___ STORED ROWS
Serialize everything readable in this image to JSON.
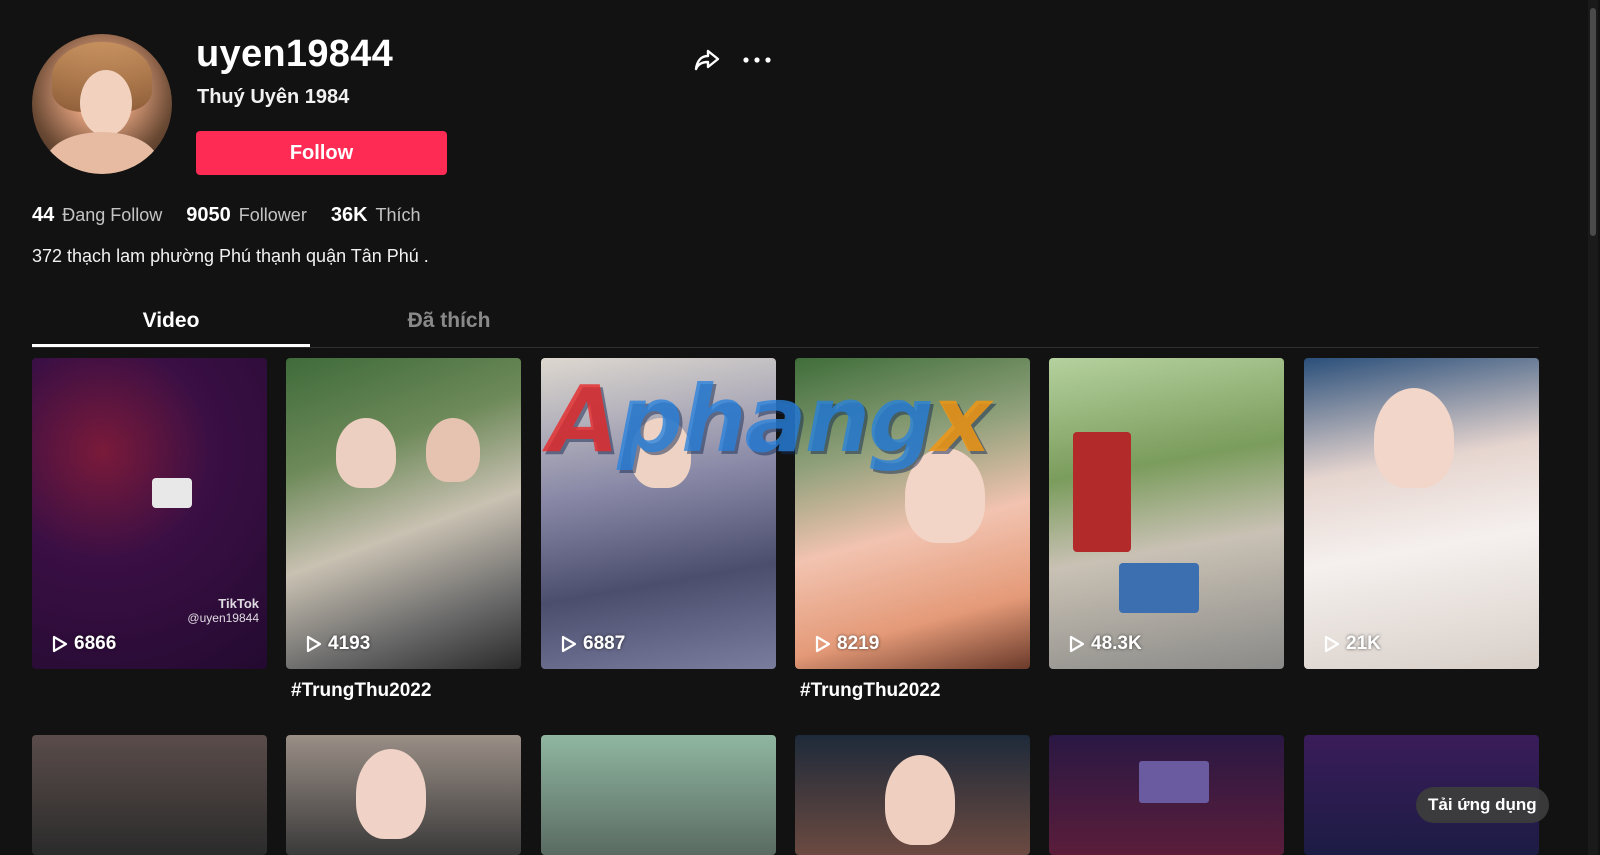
{
  "profile": {
    "username": "uyen19844",
    "nickname": "Thuý Uyên 1984",
    "follow_label": "Follow",
    "bio": "372 thạch lam phường Phú thạnh quận Tân Phú ."
  },
  "stats": [
    {
      "value": "44",
      "label": "Đang Follow"
    },
    {
      "value": "9050",
      "label": "Follower"
    },
    {
      "value": "36K",
      "label": "Thích"
    }
  ],
  "tabs": {
    "video": "Video",
    "liked": "Đã thích",
    "active": "video"
  },
  "videos": [
    {
      "views": "6866",
      "caption": "",
      "watermark_brand": "TikTok",
      "watermark_user": "@uyen19844"
    },
    {
      "views": "4193",
      "caption": "#TrungThu2022"
    },
    {
      "views": "6887",
      "caption": ""
    },
    {
      "views": "8219",
      "caption": "#TrungThu2022"
    },
    {
      "views": "48.3K",
      "caption": ""
    },
    {
      "views": "21K",
      "caption": ""
    }
  ],
  "overlay_watermark": {
    "first": "A",
    "middle": "phang",
    "last": "x"
  },
  "get_app_label": "Tải ứng dụng",
  "colors": {
    "background": "#121212",
    "accent": "#fe2c55"
  },
  "icons": [
    "share-icon",
    "more-icon",
    "play-icon"
  ]
}
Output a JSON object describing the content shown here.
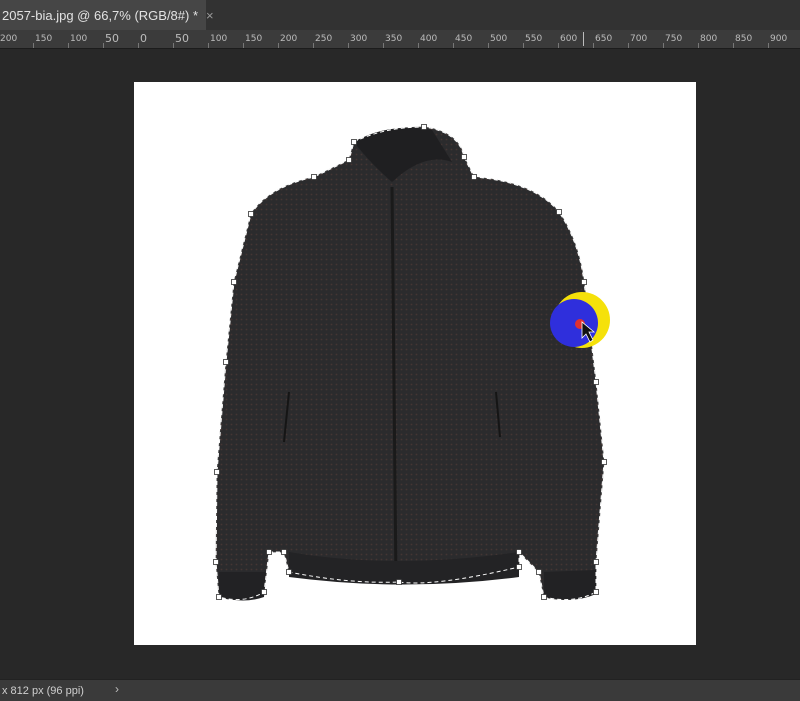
{
  "document_tab": {
    "title": "2057-bia.jpg @ 66,7% (RGB/8#) *",
    "close_glyph": "×"
  },
  "ruler": {
    "labels": [
      "200",
      "150",
      "100",
      "50",
      "0",
      "50",
      "100",
      "150",
      "200",
      "250",
      "300",
      "350",
      "400",
      "450",
      "500",
      "550",
      "600",
      "650",
      "700",
      "750",
      "800",
      "850",
      "900"
    ]
  },
  "status_bar": {
    "doc_info": "x 812 px (96 ppi)",
    "menu_arrow": "›"
  },
  "canvas": {
    "background": "#ffffff",
    "subject": "black bomber jacket",
    "jacket_color": "#2a2a2c",
    "selection_path": "marching-ants"
  },
  "cursor": {
    "icon": "pen-tool-cursor-icon",
    "highlight_outer": "#f5e10a",
    "highlight_inner": "#2f2fdc"
  },
  "colors": {
    "app_background": "#282828",
    "tab_active": "#464646",
    "ruler_bg": "#3b3b3b"
  }
}
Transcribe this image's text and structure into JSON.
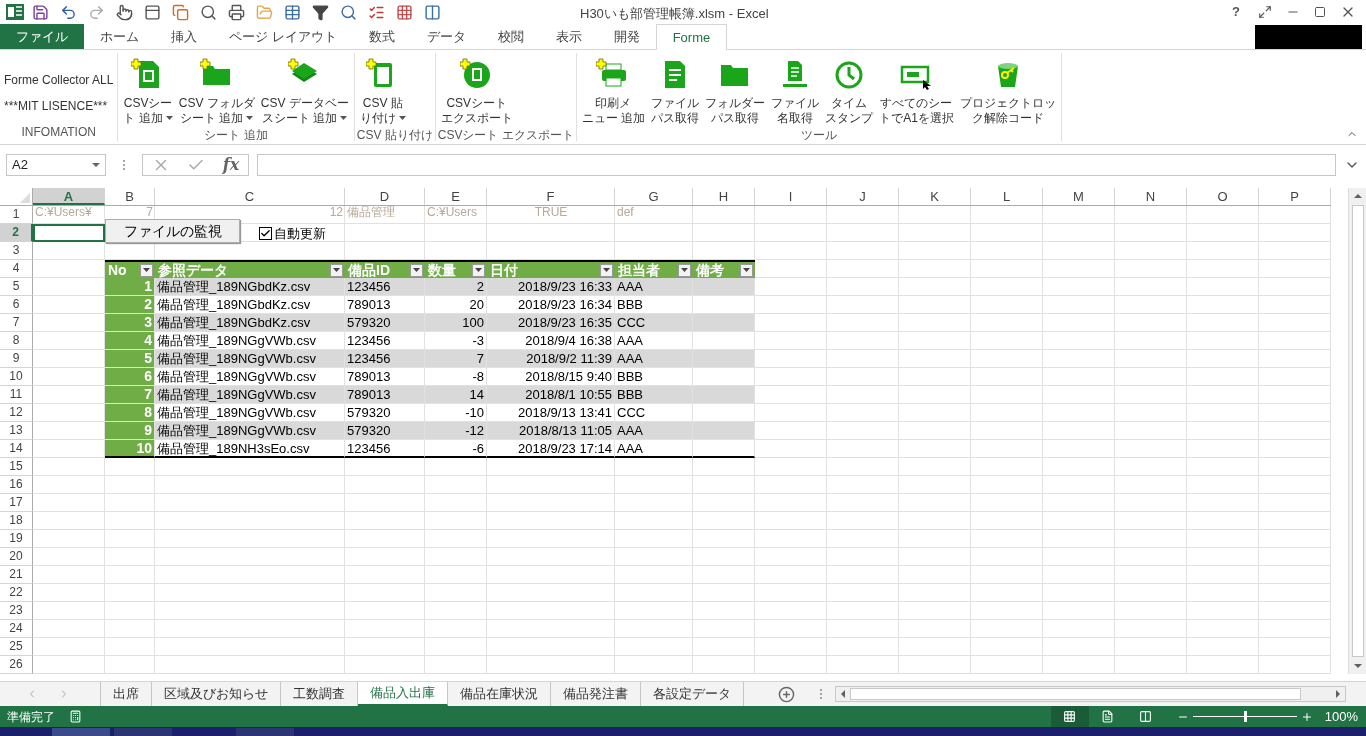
______
WHAT YOU HAVE TO DO.
Any pictures should be dropped; transcribe the rest of the records above exactly.

EXERCISE ANSWER.
Serialize everything readable in this image to JSON.
{
  "profile": {
    "username": "uyen19844",
    "nickname": "Thuý Uyên 1984",
    "follow_label": "Follow",
    "bio": "372 thạch lam phường Phú thạnh quận Tân Phú ."
  },
  "stats": [
    {
      "value": "44",
      "label": "Đang Follow"
    },
    {
      "value": "9050",
      "label": "Follower"
    },
    {
      "value": "36K",
      "label": "Thích"
    }
  ],
  "tabs": {
    "video": "Video",
    "liked": "Đã thích",
    "active": "video"
  },
  "videos": [
    {
      "views": "6866",
      "caption": "",
      "watermark_brand": "TikTok",
      "watermark_user": "@uyen19844"
    },
    {
      "views": "4193",
      "caption": "#TrungThu2022"
    },
    {
      "views": "6887",
      "caption": ""
    },
    {
      "views": "8219",
      "caption": "#TrungThu2022"
    },
    {
      "views": "48.3K",
      "caption": ""
    },
    {
      "views": "21K",
      "caption": ""
    }
  ],
  "overlay_watermark": {
    "first": "A",
    "middle": "phang",
    "last": "x"
  },
  "get_app_label": "Tải ứng dụng",
  "colors": {
    "background": "#121212",
    "accent": "#fe2c55"
  },
  "icons": [
    "share-icon",
    "more-icon",
    "play-icon"
  ]
}
Output a JSON object describing the content shown here.
{
  "document_tab": {
    "title": "2057-bia.jpg @ 66,7% (RGB/8#) *",
    "close_glyph": "×"
  },
  "ruler": {
    "labels": [
      "200",
      "150",
      "100",
      "50",
      "0",
      "50",
      "100",
      "150",
      "200",
      "250",
      "300",
      "350",
      "400",
      "450",
      "500",
      "550",
      "600",
      "650",
      "700",
      "750",
      "800",
      "850",
      "900"
    ]
  },
  "status_bar": {
    "doc_info": "x 812 px (96 ppi)",
    "menu_arrow": "›"
  },
  "canvas": {
    "background": "#ffffff",
    "subject": "black bomber jacket",
    "jacket_color": "#2a2a2c",
    "selection_path": "marching-ants"
  },
  "cursor": {
    "icon": "pen-tool-cursor-icon",
    "highlight_outer": "#f5e10a",
    "highlight_inner": "#2f2fdc"
  },
  "colors": {
    "app_background": "#282828",
    "tab_active": "#464646",
    "ruler_bg": "#3b3b3b"
  }
}
Transcribe this image's text and structure into JSON.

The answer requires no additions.